__Provided records__
★ ★ ★ ★

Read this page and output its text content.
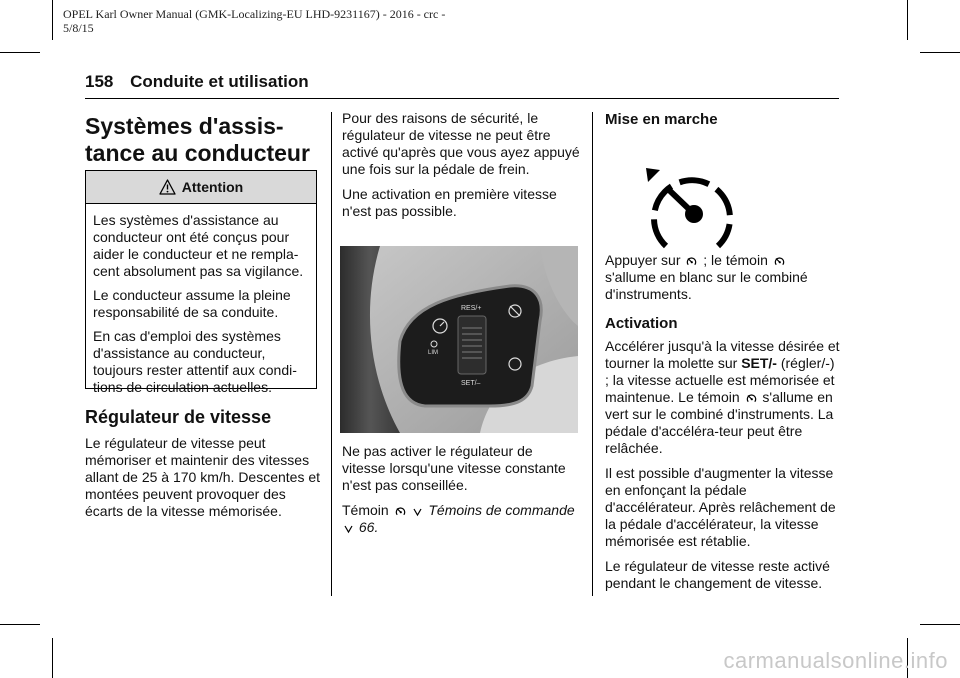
OPEL Karl Owner Manual (GMK-Localizing-EU LHD-9231167) - 2016 - crc -
5/8/15
158 Conduite et utilisation
Systèmes d'assis-
tance au conducteur
Attention

Les systèmes d'assistance au conducteur ont été conçus pour aider le conducteur et ne rempla-cent absolument pas sa vigilance.

Le conducteur assume la pleine responsabilité de sa conduite.

En cas d'emploi des systèmes d'assistance au conducteur, toujours rester attentif aux condi-tions de circulation actuelles.

Régulateur de vitesse

Le régulateur de vitesse peut mémoriser et maintenir des vitesses allant de 25 à 170 km/h. Descentes et montées peuvent provoquer des écarts de la vitesse mémorisée.

Pour des raisons de sécurité, le régulateur de vitesse ne peut être activé qu'après que vous ayez appuyé une fois sur la pédale de frein.

Une activation en première vitesse n'est pas possible.

RES/+
SET/–
LIM

Ne pas activer le régulateur de vitesse lorsqu'une vitesse constante n'est pas conseillée.

Témoin	Témoins de commande  66.

Mise en marche

Appuyer sur ; le témoin  s'allume en blanc sur le combiné d'instruments.

Activation

Accélérer jusqu'à la vitesse désirée et tourner la molette sur SET/- (régler/-) ; la vitesse actuelle est mémorisée et maintenue. Le témoin s'allume en vert sur le combiné d'instruments. La pédale d'accéléra-teur peut être relâchée.

Il est possible d'augmenter la vitesse en enfonçant la pédale d'accélérateur. Après relâchement de la pédale d'accélérateur, la vitesse mémorisée est rétablie.

Le régulateur de vitesse reste activé pendant le changement de vitesse.

carmanualsonline.info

★ ★ ★ ★

__Goal of the exercise__
Return the listing above word for word, with the pictures removed.

__Answer for the task__
Read this page and output its text content.
OPEL Karl Owner Manual (GMK-Localizing-EU LHD-9231167) - 2016 - crc -
5/8/15
158 Conduite et utilisation
Systèmes d'assis-
tance au conducteur
Attention

Les systèmes d'assistance au conducteur ont été conçus pour aider le conducteur et ne rempla-cent absolument pas sa vigilance.

Le conducteur assume la pleine responsabilité de sa conduite.

En cas d'emploi des systèmes d'assistance au conducteur, toujours rester attentif aux condi-tions de circulation actuelles.

Régulateur de vitesse

Le régulateur de vitesse peut mémoriser et maintenir des vitesses allant de 25 à 170 km/h. Descentes et montées peuvent provoquer des écarts de la vitesse mémorisée.

Pour des raisons de sécurité, le régulateur de vitesse ne peut être activé qu'après que vous ayez appuyé une fois sur la pédale de frein.

Une activation en première vitesse n'est pas possible.

RES/+
SET/–
LIM

Ne pas activer le régulateur de vitesse lorsqu'une vitesse constante n'est pas conseillée.

Témoin	Témoins de commande  66.

Mise en marche

Appuyer sur ; le témoin  s'allume en blanc sur le combiné d'instruments.

Activation

Accélérer jusqu'à la vitesse désirée et tourner la molette sur SET/- (régler/-) ; la vitesse actuelle est mémorisée et maintenue. Le témoin s'allume en vert sur le combiné d'instruments. La pédale d'accéléra-teur peut être relâchée.

Il est possible d'augmenter la vitesse en enfonçant la pédale d'accélérateur. Après relâchement de la pédale d'accélérateur, la vitesse mémorisée est rétablie.

Le régulateur de vitesse reste activé pendant le changement de vitesse.

carmanualsonline.info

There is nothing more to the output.